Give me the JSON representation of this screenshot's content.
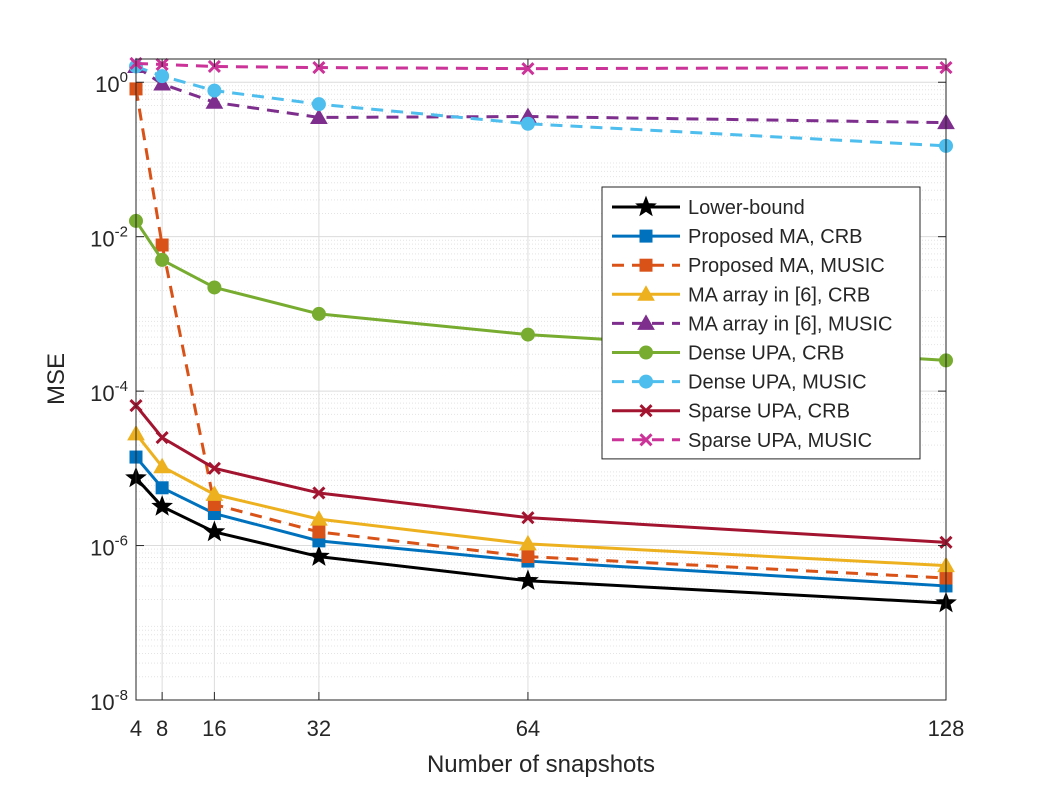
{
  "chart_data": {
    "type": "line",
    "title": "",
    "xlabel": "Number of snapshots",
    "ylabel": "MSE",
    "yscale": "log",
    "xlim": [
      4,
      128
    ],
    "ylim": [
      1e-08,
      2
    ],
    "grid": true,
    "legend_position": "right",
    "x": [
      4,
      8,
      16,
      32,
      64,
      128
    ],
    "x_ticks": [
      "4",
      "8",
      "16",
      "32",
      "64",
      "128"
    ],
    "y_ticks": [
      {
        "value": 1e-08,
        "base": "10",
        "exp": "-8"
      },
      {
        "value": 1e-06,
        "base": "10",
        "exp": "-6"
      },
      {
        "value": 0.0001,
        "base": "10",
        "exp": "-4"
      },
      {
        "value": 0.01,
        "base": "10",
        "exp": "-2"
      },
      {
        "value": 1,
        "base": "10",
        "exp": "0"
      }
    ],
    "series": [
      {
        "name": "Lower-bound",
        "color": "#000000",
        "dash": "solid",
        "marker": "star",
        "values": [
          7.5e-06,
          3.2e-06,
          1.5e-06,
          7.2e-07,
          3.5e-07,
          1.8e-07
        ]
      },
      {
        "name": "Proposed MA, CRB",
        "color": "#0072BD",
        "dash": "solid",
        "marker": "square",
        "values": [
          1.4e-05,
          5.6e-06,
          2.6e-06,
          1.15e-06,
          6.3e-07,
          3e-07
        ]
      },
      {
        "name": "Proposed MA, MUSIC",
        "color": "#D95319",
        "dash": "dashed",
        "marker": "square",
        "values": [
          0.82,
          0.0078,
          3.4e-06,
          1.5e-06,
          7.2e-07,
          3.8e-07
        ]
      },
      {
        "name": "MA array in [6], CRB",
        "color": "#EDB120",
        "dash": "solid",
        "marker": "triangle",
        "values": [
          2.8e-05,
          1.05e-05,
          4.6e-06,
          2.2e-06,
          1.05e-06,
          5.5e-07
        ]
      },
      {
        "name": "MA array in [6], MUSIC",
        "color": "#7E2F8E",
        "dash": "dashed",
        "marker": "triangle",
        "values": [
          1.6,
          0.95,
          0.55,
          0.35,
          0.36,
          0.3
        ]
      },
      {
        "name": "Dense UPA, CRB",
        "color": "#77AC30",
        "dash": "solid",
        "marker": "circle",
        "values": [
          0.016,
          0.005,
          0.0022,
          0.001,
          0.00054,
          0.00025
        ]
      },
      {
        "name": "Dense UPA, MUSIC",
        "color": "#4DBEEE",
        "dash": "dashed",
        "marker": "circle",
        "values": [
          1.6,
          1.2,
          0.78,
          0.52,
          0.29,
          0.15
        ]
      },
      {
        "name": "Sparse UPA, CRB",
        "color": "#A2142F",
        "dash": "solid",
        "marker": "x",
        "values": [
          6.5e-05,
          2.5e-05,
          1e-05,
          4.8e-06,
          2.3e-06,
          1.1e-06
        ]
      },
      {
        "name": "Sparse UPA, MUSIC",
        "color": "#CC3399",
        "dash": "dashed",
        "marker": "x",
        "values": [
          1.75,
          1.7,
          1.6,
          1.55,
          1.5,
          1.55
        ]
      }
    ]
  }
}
============
Transcribe the entries above verbatim, omitting their pictures.

Give me the JSON representation of this screenshot's content.
{
  "chart_data": {
    "type": "line",
    "title": "",
    "xlabel": "Number of snapshots",
    "ylabel": "MSE",
    "yscale": "log",
    "xlim": [
      4,
      128
    ],
    "ylim": [
      1e-08,
      2
    ],
    "grid": true,
    "legend_position": "right",
    "x": [
      4,
      8,
      16,
      32,
      64,
      128
    ],
    "x_ticks": [
      "4",
      "8",
      "16",
      "32",
      "64",
      "128"
    ],
    "y_ticks": [
      {
        "value": 1e-08,
        "base": "10",
        "exp": "-8"
      },
      {
        "value": 1e-06,
        "base": "10",
        "exp": "-6"
      },
      {
        "value": 0.0001,
        "base": "10",
        "exp": "-4"
      },
      {
        "value": 0.01,
        "base": "10",
        "exp": "-2"
      },
      {
        "value": 1,
        "base": "10",
        "exp": "0"
      }
    ],
    "series": [
      {
        "name": "Lower-bound",
        "color": "#000000",
        "dash": "solid",
        "marker": "star",
        "values": [
          7.5e-06,
          3.2e-06,
          1.5e-06,
          7.2e-07,
          3.5e-07,
          1.8e-07
        ]
      },
      {
        "name": "Proposed MA, CRB",
        "color": "#0072BD",
        "dash": "solid",
        "marker": "square",
        "values": [
          1.4e-05,
          5.6e-06,
          2.6e-06,
          1.15e-06,
          6.3e-07,
          3e-07
        ]
      },
      {
        "name": "Proposed MA, MUSIC",
        "color": "#D95319",
        "dash": "dashed",
        "marker": "square",
        "values": [
          0.82,
          0.0078,
          3.4e-06,
          1.5e-06,
          7.2e-07,
          3.8e-07
        ]
      },
      {
        "name": "MA array in [6], CRB",
        "color": "#EDB120",
        "dash": "solid",
        "marker": "triangle",
        "values": [
          2.8e-05,
          1.05e-05,
          4.6e-06,
          2.2e-06,
          1.05e-06,
          5.5e-07
        ]
      },
      {
        "name": "MA array in [6], MUSIC",
        "color": "#7E2F8E",
        "dash": "dashed",
        "marker": "triangle",
        "values": [
          1.6,
          0.95,
          0.55,
          0.35,
          0.36,
          0.3
        ]
      },
      {
        "name": "Dense UPA, CRB",
        "color": "#77AC30",
        "dash": "solid",
        "marker": "circle",
        "values": [
          0.016,
          0.005,
          0.0022,
          0.001,
          0.00054,
          0.00025
        ]
      },
      {
        "name": "Dense UPA, MUSIC",
        "color": "#4DBEEE",
        "dash": "dashed",
        "marker": "circle",
        "values": [
          1.6,
          1.2,
          0.78,
          0.52,
          0.29,
          0.15
        ]
      },
      {
        "name": "Sparse UPA, CRB",
        "color": "#A2142F",
        "dash": "solid",
        "marker": "x",
        "values": [
          6.5e-05,
          2.5e-05,
          1e-05,
          4.8e-06,
          2.3e-06,
          1.1e-06
        ]
      },
      {
        "name": "Sparse UPA, MUSIC",
        "color": "#CC3399",
        "dash": "dashed",
        "marker": "x",
        "values": [
          1.75,
          1.7,
          1.6,
          1.55,
          1.5,
          1.55
        ]
      }
    ]
  }
}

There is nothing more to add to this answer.